== EXERCISE AIM ==
Could you print every record below exactly as it appears?

▼

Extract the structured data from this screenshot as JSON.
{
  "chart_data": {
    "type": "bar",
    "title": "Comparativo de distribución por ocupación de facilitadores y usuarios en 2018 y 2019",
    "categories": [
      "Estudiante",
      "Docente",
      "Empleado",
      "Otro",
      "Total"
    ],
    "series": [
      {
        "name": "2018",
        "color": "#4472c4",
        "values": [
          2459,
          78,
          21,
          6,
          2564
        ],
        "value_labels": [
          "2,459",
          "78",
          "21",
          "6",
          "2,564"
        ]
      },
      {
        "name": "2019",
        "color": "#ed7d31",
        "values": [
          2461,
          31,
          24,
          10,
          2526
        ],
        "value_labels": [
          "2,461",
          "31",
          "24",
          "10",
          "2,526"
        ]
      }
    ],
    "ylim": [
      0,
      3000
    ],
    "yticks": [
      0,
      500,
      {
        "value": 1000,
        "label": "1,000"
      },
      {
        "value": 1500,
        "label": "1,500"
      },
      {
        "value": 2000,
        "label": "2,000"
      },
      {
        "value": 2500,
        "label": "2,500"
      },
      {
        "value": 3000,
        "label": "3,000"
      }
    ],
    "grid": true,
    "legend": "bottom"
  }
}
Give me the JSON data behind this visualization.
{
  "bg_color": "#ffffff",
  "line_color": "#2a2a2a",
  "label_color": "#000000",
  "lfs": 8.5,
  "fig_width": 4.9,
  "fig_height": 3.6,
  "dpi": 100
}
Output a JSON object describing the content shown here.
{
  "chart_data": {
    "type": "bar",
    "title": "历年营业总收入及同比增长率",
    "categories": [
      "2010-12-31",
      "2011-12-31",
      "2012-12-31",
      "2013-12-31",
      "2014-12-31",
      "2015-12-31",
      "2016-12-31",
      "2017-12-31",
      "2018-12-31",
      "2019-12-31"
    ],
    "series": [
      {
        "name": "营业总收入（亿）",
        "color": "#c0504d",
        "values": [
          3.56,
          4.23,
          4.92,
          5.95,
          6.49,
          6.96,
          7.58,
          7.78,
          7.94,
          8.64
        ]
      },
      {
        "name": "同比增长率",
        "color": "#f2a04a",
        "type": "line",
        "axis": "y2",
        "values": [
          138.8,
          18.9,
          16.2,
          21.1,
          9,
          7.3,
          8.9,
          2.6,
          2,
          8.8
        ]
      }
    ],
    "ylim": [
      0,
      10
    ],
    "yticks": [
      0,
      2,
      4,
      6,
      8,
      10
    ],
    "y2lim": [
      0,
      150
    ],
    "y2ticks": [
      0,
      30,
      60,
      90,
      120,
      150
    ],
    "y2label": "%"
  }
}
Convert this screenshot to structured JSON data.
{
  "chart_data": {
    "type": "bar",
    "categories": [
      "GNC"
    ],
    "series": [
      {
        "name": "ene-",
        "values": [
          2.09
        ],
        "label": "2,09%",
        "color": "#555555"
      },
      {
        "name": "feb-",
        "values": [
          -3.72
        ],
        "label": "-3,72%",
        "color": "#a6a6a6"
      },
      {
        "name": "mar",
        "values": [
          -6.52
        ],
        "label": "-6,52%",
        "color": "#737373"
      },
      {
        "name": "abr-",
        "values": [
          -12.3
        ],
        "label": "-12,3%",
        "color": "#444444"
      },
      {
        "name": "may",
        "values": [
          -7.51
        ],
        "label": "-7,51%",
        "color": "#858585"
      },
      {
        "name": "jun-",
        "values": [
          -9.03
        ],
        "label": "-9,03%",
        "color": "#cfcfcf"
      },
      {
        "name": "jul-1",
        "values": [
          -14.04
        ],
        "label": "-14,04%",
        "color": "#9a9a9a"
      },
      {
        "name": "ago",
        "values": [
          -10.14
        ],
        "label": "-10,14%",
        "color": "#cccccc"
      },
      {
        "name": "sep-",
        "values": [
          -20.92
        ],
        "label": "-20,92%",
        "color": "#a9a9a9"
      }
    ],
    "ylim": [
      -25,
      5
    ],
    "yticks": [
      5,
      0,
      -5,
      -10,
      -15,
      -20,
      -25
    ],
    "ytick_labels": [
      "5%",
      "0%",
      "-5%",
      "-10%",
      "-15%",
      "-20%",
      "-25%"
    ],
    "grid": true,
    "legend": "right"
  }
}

▲

== TASK RESULT ==
Extract the structured data from this screenshot as JSON.
{
  "chart_data": {
    "type": "bar",
    "title": "Comparativo de distribución por ocupación de facilitadores y usuarios en 2018 y 2019",
    "categories": [
      "Estudiante",
      "Docente",
      "Empleado",
      "Otro",
      "Total"
    ],
    "series": [
      {
        "name": "2018",
        "color": "#4472c4",
        "values": [
          2459,
          78,
          21,
          6,
          2564
        ],
        "value_labels": [
          "2,459",
          "78",
          "21",
          "6",
          "2,564"
        ]
      },
      {
        "name": "2019",
        "color": "#ed7d31",
        "values": [
          2461,
          31,
          24,
          10,
          2526
        ],
        "value_labels": [
          "2,461",
          "31",
          "24",
          "10",
          "2,526"
        ]
      }
    ],
    "ylim": [
      0,
      3000
    ],
    "yticks": [
      0,
      500,
      {
        "value": 1000,
        "label": "1,000"
      },
      {
        "value": 1500,
        "label": "1,500"
      },
      {
        "value": 2000,
        "label": "2,000"
      },
      {
        "value": 2500,
        "label": "2,500"
      },
      {
        "value": 3000,
        "label": "3,000"
      }
    ],
    "grid": true,
    "legend": "bottom"
  }
}
Give me the JSON data behind this visualization.
{
  "bg_color": "#ffffff",
  "line_color": "#2a2a2a",
  "label_color": "#000000",
  "lfs": 8.5,
  "fig_width": 4.9,
  "fig_height": 3.6,
  "dpi": 100
}
Output a JSON object describing the content shown here.
{
  "chart_data": {
    "type": "bar",
    "title": "历年营业总收入及同比增长率",
    "categories": [
      "2010-12-31",
      "2011-12-31",
      "2012-12-31",
      "2013-12-31",
      "2014-12-31",
      "2015-12-31",
      "2016-12-31",
      "2017-12-31",
      "2018-12-31",
      "2019-12-31"
    ],
    "series": [
      {
        "name": "营业总收入（亿）",
        "color": "#c0504d",
        "values": [
          3.56,
          4.23,
          4.92,
          5.95,
          6.49,
          6.96,
          7.58,
          7.78,
          7.94,
          8.64
        ]
      },
      {
        "name": "同比增长率",
        "color": "#f2a04a",
        "type": "line",
        "axis": "y2",
        "values": [
          138.8,
          18.9,
          16.2,
          21.1,
          9,
          7.3,
          8.9,
          2.6,
          2,
          8.8
        ]
      }
    ],
    "ylim": [
      0,
      10
    ],
    "yticks": [
      0,
      2,
      4,
      6,
      8,
      10
    ],
    "y2lim": [
      0,
      150
    ],
    "y2ticks": [
      0,
      30,
      60,
      90,
      120,
      150
    ],
    "y2label": "%"
  }
}
Convert this screenshot to structured JSON data.
{
  "chart_data": {
    "type": "bar",
    "categories": [
      "GNC"
    ],
    "series": [
      {
        "name": "ene-",
        "values": [
          2.09
        ],
        "label": "2,09%",
        "color": "#555555"
      },
      {
        "name": "feb-",
        "values": [
          -3.72
        ],
        "label": "-3,72%",
        "color": "#a6a6a6"
      },
      {
        "name": "mar",
        "values": [
          -6.52
        ],
        "label": "-6,52%",
        "color": "#737373"
      },
      {
        "name": "abr-",
        "values": [
          -12.3
        ],
        "label": "-12,3%",
        "color": "#444444"
      },
      {
        "name": "may",
        "values": [
          -7.51
        ],
        "label": "-7,51%",
        "color": "#858585"
      },
      {
        "name": "jun-",
        "values": [
          -9.03
        ],
        "label": "-9,03%",
        "color": "#cfcfcf"
      },
      {
        "name": "jul-1",
        "values": [
          -14.04
        ],
        "label": "-14,04%",
        "color": "#9a9a9a"
      },
      {
        "name": "ago",
        "values": [
          -10.14
        ],
        "label": "-10,14%",
        "color": "#cccccc"
      },
      {
        "name": "sep-",
        "values": [
          -20.92
        ],
        "label": "-20,92%",
        "color": "#a9a9a9"
      }
    ],
    "ylim": [
      -25,
      5
    ],
    "yticks": [
      5,
      0,
      -5,
      -10,
      -15,
      -20,
      -25
    ],
    "ytick_labels": [
      "5%",
      "0%",
      "-5%",
      "-10%",
      "-15%",
      "-20%",
      "-25%"
    ],
    "grid": true,
    "legend": "right"
  }
}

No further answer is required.